▸ **What the exercise asks**: The answer is one number: how many lines in the data below hold "name".

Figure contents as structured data
- - -

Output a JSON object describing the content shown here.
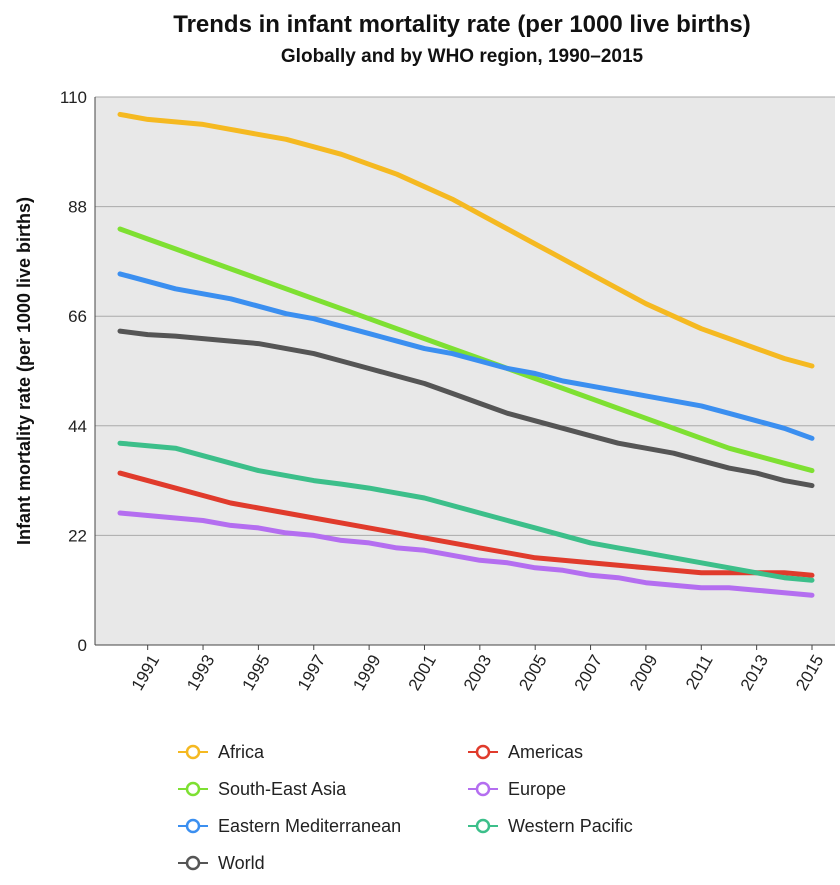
{
  "chart_data": {
    "type": "line",
    "title": "Trends in infant mortality rate (per 1000 live births)",
    "subtitle": "Globally and by WHO region, 1990–2015",
    "y_label": "Infant mortality rate (per 1000 live births)",
    "x": [
      1990,
      1991,
      1992,
      1993,
      1994,
      1995,
      1996,
      1997,
      1998,
      1999,
      2000,
      2001,
      2002,
      2003,
      2004,
      2005,
      2006,
      2007,
      2008,
      2009,
      2010,
      2011,
      2012,
      2013,
      2014,
      2015
    ],
    "xlim": [
      1990,
      2015
    ],
    "xticks": [
      1991,
      1993,
      1995,
      1997,
      1999,
      2001,
      2003,
      2005,
      2007,
      2009,
      2011,
      2013,
      2015
    ],
    "ylim": [
      0,
      110
    ],
    "yticks": [
      0,
      22,
      44,
      66,
      88,
      110
    ],
    "grid": true,
    "series": [
      {
        "name": "Africa",
        "color": "#f5b921",
        "values": [
          106.5,
          105.5,
          105,
          104.5,
          103.5,
          102.5,
          101.5,
          100,
          98.5,
          96.5,
          94.5,
          92,
          89.5,
          86.5,
          83.5,
          80.5,
          77.5,
          74.5,
          71.5,
          68.5,
          66,
          63.5,
          61.5,
          59.5,
          57.5,
          56
        ]
      },
      {
        "name": "South-East Asia",
        "color": "#7ee032",
        "values": [
          83.5,
          81.5,
          79.5,
          77.5,
          75.5,
          73.5,
          71.5,
          69.5,
          67.5,
          65.5,
          63.5,
          61.5,
          59.5,
          57.5,
          55.5,
          53.5,
          51.5,
          49.5,
          47.5,
          45.5,
          43.5,
          41.5,
          39.5,
          38,
          36.5,
          35
        ]
      },
      {
        "name": "Eastern Mediterranean",
        "color": "#3b8ff0",
        "values": [
          74.5,
          73,
          71.5,
          70.5,
          69.5,
          68,
          66.5,
          65.5,
          64,
          62.5,
          61,
          59.5,
          58.5,
          57,
          55.5,
          54.5,
          53,
          52,
          51,
          50,
          49,
          48,
          46.5,
          45,
          43.5,
          41.5
        ]
      },
      {
        "name": "World",
        "color": "#555555",
        "values": [
          63,
          62.3,
          62,
          61.5,
          61,
          60.5,
          59.5,
          58.5,
          57,
          55.5,
          54,
          52.5,
          50.5,
          48.5,
          46.5,
          45,
          43.5,
          42,
          40.5,
          39.5,
          38.5,
          37,
          35.5,
          34.5,
          33,
          32
        ]
      },
      {
        "name": "Americas",
        "color": "#e03b2c",
        "values": [
          34.5,
          33,
          31.5,
          30,
          28.5,
          27.5,
          26.5,
          25.5,
          24.5,
          23.5,
          22.5,
          21.5,
          20.5,
          19.5,
          18.5,
          17.5,
          17,
          16.5,
          16,
          15.5,
          15,
          14.5,
          14.5,
          14.5,
          14.5,
          14
        ]
      },
      {
        "name": "Europe",
        "color": "#b46ef0",
        "values": [
          26.5,
          26,
          25.5,
          25,
          24,
          23.5,
          22.5,
          22,
          21,
          20.5,
          19.5,
          19,
          18,
          17,
          16.5,
          15.5,
          15,
          14,
          13.5,
          12.5,
          12,
          11.5,
          11.5,
          11,
          10.5,
          10
        ]
      },
      {
        "name": "Western Pacific",
        "color": "#3cbf8a",
        "values": [
          40.5,
          40,
          39.5,
          38,
          36.5,
          35,
          34,
          33,
          32.3,
          31.5,
          30.5,
          29.5,
          28,
          26.5,
          25,
          23.5,
          22,
          20.5,
          19.5,
          18.5,
          17.5,
          16.5,
          15.5,
          14.5,
          13.5,
          13
        ]
      }
    ]
  }
}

- - -

▸ **Response to the exercise**: 7